*EXERCISE DIRECTIONS:* Filter the listing and keep only the lines with the word "Config".

Collected data entries:
_ _ _ _

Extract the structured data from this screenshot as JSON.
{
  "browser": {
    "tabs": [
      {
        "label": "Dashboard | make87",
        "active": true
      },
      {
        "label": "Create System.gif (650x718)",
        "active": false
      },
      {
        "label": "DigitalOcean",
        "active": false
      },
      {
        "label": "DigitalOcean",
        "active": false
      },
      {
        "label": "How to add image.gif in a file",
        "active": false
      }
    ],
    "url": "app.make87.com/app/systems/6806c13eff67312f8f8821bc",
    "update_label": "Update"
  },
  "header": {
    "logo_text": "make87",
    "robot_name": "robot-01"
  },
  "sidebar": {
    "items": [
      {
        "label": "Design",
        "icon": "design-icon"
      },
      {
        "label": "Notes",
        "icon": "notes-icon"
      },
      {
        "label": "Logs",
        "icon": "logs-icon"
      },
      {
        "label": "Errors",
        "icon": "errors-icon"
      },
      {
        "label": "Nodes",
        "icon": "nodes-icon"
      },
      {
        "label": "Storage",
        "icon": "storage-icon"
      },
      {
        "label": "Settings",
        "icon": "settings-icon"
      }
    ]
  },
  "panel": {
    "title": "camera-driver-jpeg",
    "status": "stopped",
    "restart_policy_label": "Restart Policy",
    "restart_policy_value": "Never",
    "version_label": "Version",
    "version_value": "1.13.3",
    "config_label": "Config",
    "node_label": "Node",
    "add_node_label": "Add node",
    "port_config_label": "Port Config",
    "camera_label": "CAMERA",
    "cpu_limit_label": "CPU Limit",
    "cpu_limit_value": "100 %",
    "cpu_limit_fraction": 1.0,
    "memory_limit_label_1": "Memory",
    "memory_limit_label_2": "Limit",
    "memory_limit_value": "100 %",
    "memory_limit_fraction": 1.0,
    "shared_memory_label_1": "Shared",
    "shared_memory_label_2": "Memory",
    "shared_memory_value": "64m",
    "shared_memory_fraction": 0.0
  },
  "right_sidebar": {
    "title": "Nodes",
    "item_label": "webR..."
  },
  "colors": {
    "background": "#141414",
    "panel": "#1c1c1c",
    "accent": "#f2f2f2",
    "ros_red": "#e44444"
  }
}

_ _ _ _

*ANSWER BELOW:*
    "config_label": "Config",
    "port_config_label": "Port Config",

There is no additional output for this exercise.